> DO THIS: All the data below goes into the copy word for word, but the pictures don't.

> DATA TO USE:
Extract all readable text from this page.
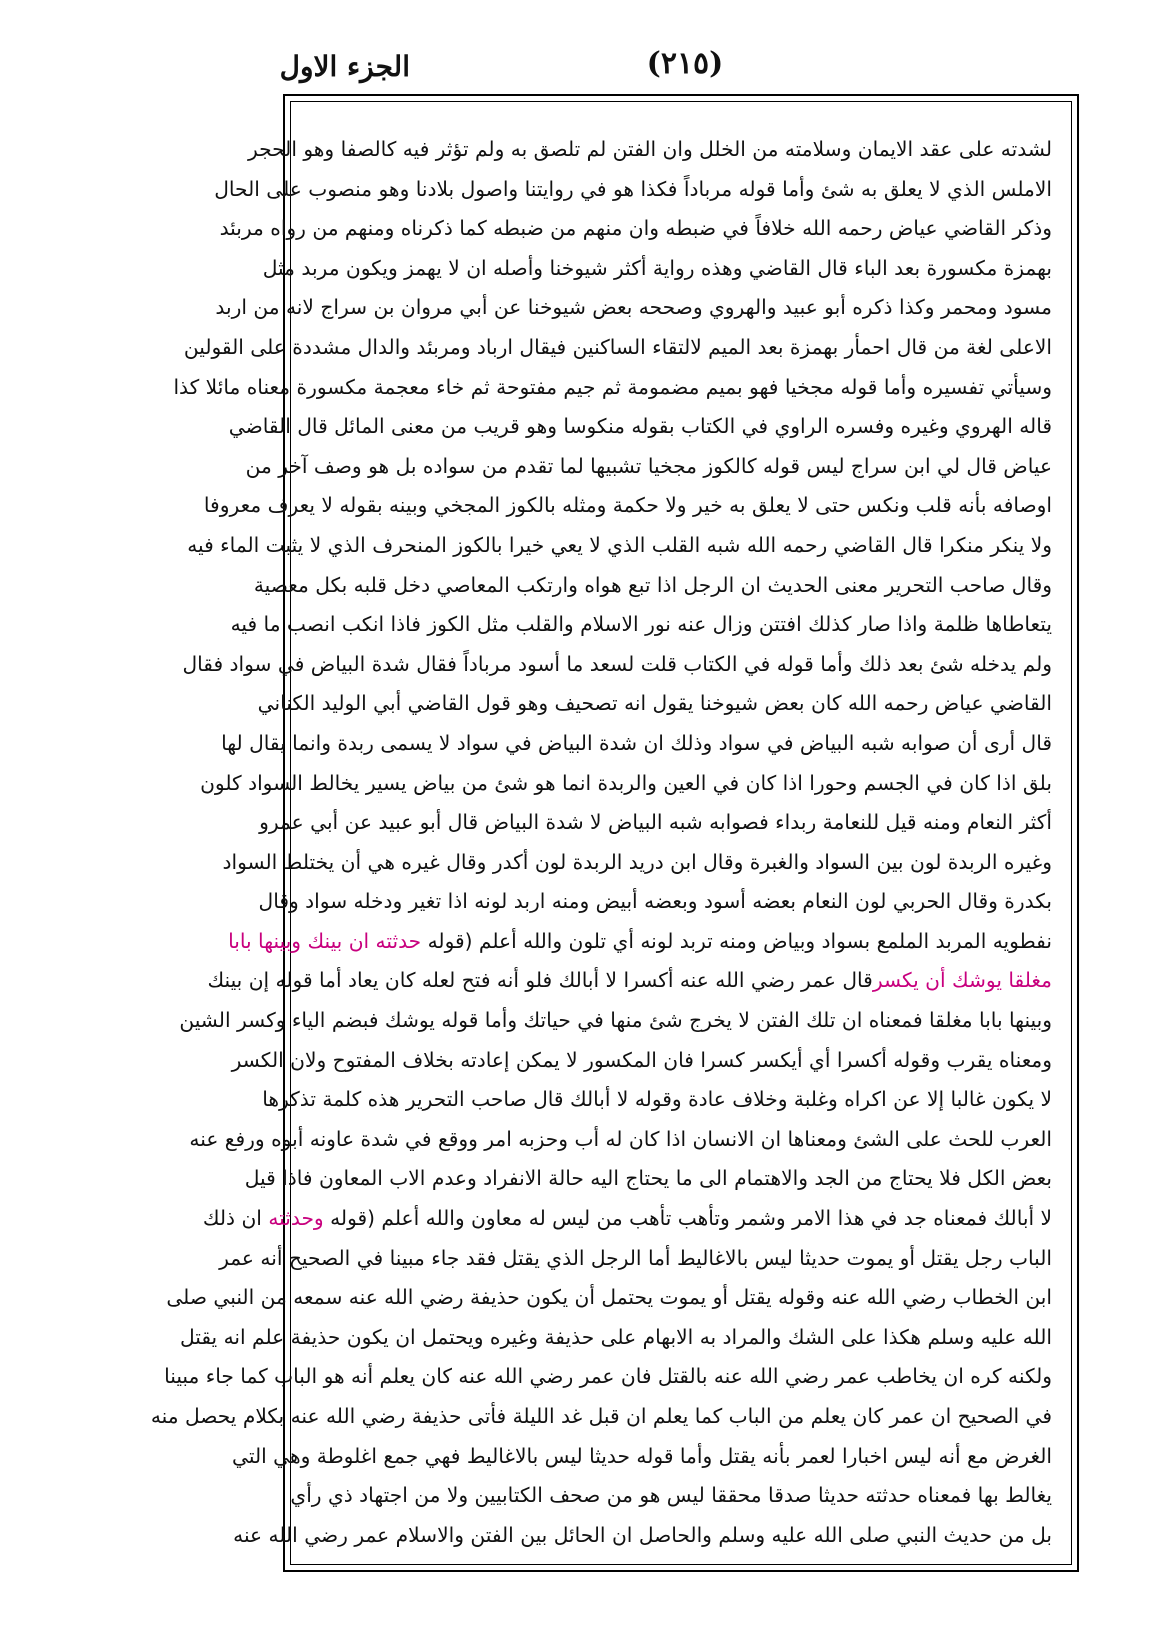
الجزء الاول	(٢١٥)
لشدته على عقد الايمان وسلامته من الخلل وان الفتن لم تلصق به ولم تؤثر فيه كالصفا وهو الحجر
الاملس الذي لا يعلق به شئ وأما قوله مرباداً فكذا هو في روايتنا واصول بلادنا وهو منصوب على الحال
وذكر القاضي عياض رحمه الله خلافاً في ضبطه وان منهم من ضبطه كما ذكرناه ومنهم من رواه مربئد
بهمزة مكسورة بعد الباء قال القاضي وهذه رواية أكثر شيوخنا وأصله ان لا يهمز ويكون مربد مثل
مسود ومحمر وكذا ذكره أبو عبيد والهروي وصححه بعض شيوخنا عن أبي مروان بن سراج لانه من اربد
الاعلى لغة من قال احمأر بهمزة بعد الميم لالتقاء الساكنين فيقال ارباد ومربئد والدال مشددة على القولين
وسيأتي تفسيره وأما قوله مجخيا فهو بميم مضمومة ثم جيم مفتوحة ثم خاء معجمة مكسورة معناه مائلا كذا
قاله الهروي وغيره وفسره الراوي في الكتاب بقوله منكوسا وهو قريب من معنى المائل قال القاضي
عياض قال لي ابن سراج ليس قوله كالكوز مجخيا تشبيها لما تقدم من سواده بل هو وصف آخر من
اوصافه بأنه قلب ونكس حتى لا يعلق به خير ولا حكمة ومثله بالكوز المجخي وبينه بقوله لا يعرف معروفا
ولا ينكر منكرا قال القاضي رحمه الله شبه القلب الذي لا يعي خيرا بالكوز المنحرف الذي لا يثبت الماء فيه
وقال صاحب التحرير معنى الحديث ان الرجل اذا تبع هواه وارتكب المعاصي دخل قلبه بكل معصية
يتعاطاها ظلمة واذا صار كذلك افتتن وزال عنه نور الاسلام والقلب مثل الكوز فاذا انكب انصب ما فيه
ولم يدخله شئ بعد ذلك وأما قوله في الكتاب قلت لسعد ما أسود مرباداً فقال شدة البياض في سواد فقال
القاضي عياض رحمه الله كان بعض شيوخنا يقول انه تصحيف وهو قول القاضي أبي الوليد الكناني
قال أرى أن صوابه شبه البياض في سواد وذلك ان شدة البياض في سواد لا يسمى ربدة وانما يقال لها
بلق اذا كان في الجسم وحورا اذا كان في العين والربدة انما هو شئ من بياض يسير يخالط السواد كلون
أكثر النعام ومنه قيل للنعامة ربداء فصوابه شبه البياض لا شدة البياض قال أبو عبيد عن أبي عمرو
وغيره الربدة لون بين السواد والغبرة وقال ابن دريد الربدة لون أكدر وقال غيره هي أن يختلط السواد
بكدرة وقال الحربي لون النعام بعضه أسود وبعضه أبيض ومنه اربد لونه اذا تغير ودخله سواد وقال
نفطويه المربد الملمع بسواد وبياض ومنه تربد لونه أي تلون والله أعلم (قوله حدثته ان بينك وبينها بابا
مغلقا يوشك أن يكسرقال عمر رضي الله عنه أكسرا لا أبالك فلو أنه فتح لعله كان يعاد أما قوله إن بينك
وبينها بابا مغلقا فمعناه ان تلك الفتن لا يخرج شئ منها في حياتك وأما قوله يوشك فبضم الياء وكسر الشين
ومعناه يقرب وقوله أكسرا أي أيكسر كسرا فان المكسور لا يمكن إعادته بخلاف المفتوح ولان الكسر
لا يكون غالبا إلا عن اكراه وغلبة وخلاف عادة وقوله لا أبالك قال صاحب التحرير هذه كلمة تذكرها
العرب للحث على الشئ ومعناها ان الانسان اذا كان له أب وحزبه امر ووقع في شدة عاونه أبوه ورفع عنه
بعض الكل فلا يحتاج من الجد والاهتمام الى ما يحتاج اليه حالة الانفراد وعدم الاب المعاون فاذا قيل
لا أبالك فمعناه جد في هذا الامر وشمر وتأهب تأهب من ليس له معاون والله أعلم (قوله وحدثته ان ذلك
الباب رجل يقتل أو يموت حديثا ليس بالاغاليط أما الرجل الذي يقتل فقد جاء مبينا في الصحيح أنه عمر
ابن الخطاب رضي الله عنه وقوله يقتل أو يموت يحتمل أن يكون حذيفة رضي الله عنه سمعه من النبي صلى
الله عليه وسلم هكذا على الشك والمراد به الابهام على حذيفة وغيره ويحتمل ان يكون حذيفة علم انه يقتل
ولكنه كره ان يخاطب عمر رضي الله عنه بالقتل فان عمر رضي الله عنه كان يعلم أنه هو الباب كما جاء مبينا
في الصحيح ان عمر كان يعلم من الباب كما يعلم ان قبل غد الليلة فأتى حذيفة رضي الله عنه بكلام يحصل منه
الغرض مع أنه ليس اخبارا لعمر بأنه يقتل وأما قوله حديثا ليس بالاغاليط فهي جمع اغلوطة وهي التي
يغالط بها فمعناه حدثته حديثا صدقا محققا ليس هو من صحف الكتابيين ولا من اجتهاد ذي رأي
بل من حديث النبي صلى الله عليه وسلم والحاصل ان الحائل بين الفتن والاسلام عمر رضي الله عنه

> EXPECTED OUTPUT:
Extract all readable text from this page.
الجزء الاول	(٢١٥)
لشدته على عقد الايمان وسلامته من الخلل وان الفتن لم تلصق به ولم تؤثر فيه كالصفا وهو الحجر
الاملس الذي لا يعلق به شئ وأما قوله مرباداً فكذا هو في روايتنا واصول بلادنا وهو منصوب على الحال
وذكر القاضي عياض رحمه الله خلافاً في ضبطه وان منهم من ضبطه كما ذكرناه ومنهم من رواه مربئد
بهمزة مكسورة بعد الباء قال القاضي وهذه رواية أكثر شيوخنا وأصله ان لا يهمز ويكون مربد مثل
مسود ومحمر وكذا ذكره أبو عبيد والهروي وصححه بعض شيوخنا عن أبي مروان بن سراج لانه من اربد
الاعلى لغة من قال احمأر بهمزة بعد الميم لالتقاء الساكنين فيقال ارباد ومربئد والدال مشددة على القولين
وسيأتي تفسيره وأما قوله مجخيا فهو بميم مضمومة ثم جيم مفتوحة ثم خاء معجمة مكسورة معناه مائلا كذا
قاله الهروي وغيره وفسره الراوي في الكتاب بقوله منكوسا وهو قريب من معنى المائل قال القاضي
عياض قال لي ابن سراج ليس قوله كالكوز مجخيا تشبيها لما تقدم من سواده بل هو وصف آخر من
اوصافه بأنه قلب ونكس حتى لا يعلق به خير ولا حكمة ومثله بالكوز المجخي وبينه بقوله لا يعرف معروفا
ولا ينكر منكرا قال القاضي رحمه الله شبه القلب الذي لا يعي خيرا بالكوز المنحرف الذي لا يثبت الماء فيه
وقال صاحب التحرير معنى الحديث ان الرجل اذا تبع هواه وارتكب المعاصي دخل قلبه بكل معصية
يتعاطاها ظلمة واذا صار كذلك افتتن وزال عنه نور الاسلام والقلب مثل الكوز فاذا انكب انصب ما فيه
ولم يدخله شئ بعد ذلك وأما قوله في الكتاب قلت لسعد ما أسود مرباداً فقال شدة البياض في سواد فقال
القاضي عياض رحمه الله كان بعض شيوخنا يقول انه تصحيف وهو قول القاضي أبي الوليد الكناني
قال أرى أن صوابه شبه البياض في سواد وذلك ان شدة البياض في سواد لا يسمى ربدة وانما يقال لها
بلق اذا كان في الجسم وحورا اذا كان في العين والربدة انما هو شئ من بياض يسير يخالط السواد كلون
أكثر النعام ومنه قيل للنعامة ربداء فصوابه شبه البياض لا شدة البياض قال أبو عبيد عن أبي عمرو
وغيره الربدة لون بين السواد والغبرة وقال ابن دريد الربدة لون أكدر وقال غيره هي أن يختلط السواد
بكدرة وقال الحربي لون النعام بعضه أسود وبعضه أبيض ومنه اربد لونه اذا تغير ودخله سواد وقال
نفطويه المربد الملمع بسواد وبياض ومنه تربد لونه أي تلون والله أعلم (قوله حدثته ان بينك وبينها بابا
مغلقا يوشك أن يكسرقال عمر رضي الله عنه أكسرا لا أبالك فلو أنه فتح لعله كان يعاد أما قوله إن بينك
وبينها بابا مغلقا فمعناه ان تلك الفتن لا يخرج شئ منها في حياتك وأما قوله يوشك فبضم الياء وكسر الشين
ومعناه يقرب وقوله أكسرا أي أيكسر كسرا فان المكسور لا يمكن إعادته بخلاف المفتوح ولان الكسر
لا يكون غالبا إلا عن اكراه وغلبة وخلاف عادة وقوله لا أبالك قال صاحب التحرير هذه كلمة تذكرها
العرب للحث على الشئ ومعناها ان الانسان اذا كان له أب وحزبه امر ووقع في شدة عاونه أبوه ورفع عنه
بعض الكل فلا يحتاج من الجد والاهتمام الى ما يحتاج اليه حالة الانفراد وعدم الاب المعاون فاذا قيل
لا أبالك فمعناه جد في هذا الامر وشمر وتأهب تأهب من ليس له معاون والله أعلم (قوله وحدثته ان ذلك
الباب رجل يقتل أو يموت حديثا ليس بالاغاليط أما الرجل الذي يقتل فقد جاء مبينا في الصحيح أنه عمر
ابن الخطاب رضي الله عنه وقوله يقتل أو يموت يحتمل أن يكون حذيفة رضي الله عنه سمعه من النبي صلى
الله عليه وسلم هكذا على الشك والمراد به الابهام على حذيفة وغيره ويحتمل ان يكون حذيفة علم انه يقتل
ولكنه كره ان يخاطب عمر رضي الله عنه بالقتل فان عمر رضي الله عنه كان يعلم أنه هو الباب كما جاء مبينا
في الصحيح ان عمر كان يعلم من الباب كما يعلم ان قبل غد الليلة فأتى حذيفة رضي الله عنه بكلام يحصل منه
الغرض مع أنه ليس اخبارا لعمر بأنه يقتل وأما قوله حديثا ليس بالاغاليط فهي جمع اغلوطة وهي التي
يغالط بها فمعناه حدثته حديثا صدقا محققا ليس هو من صحف الكتابيين ولا من اجتهاد ذي رأي
بل من حديث النبي صلى الله عليه وسلم والحاصل ان الحائل بين الفتن والاسلام عمر رضي الله عنه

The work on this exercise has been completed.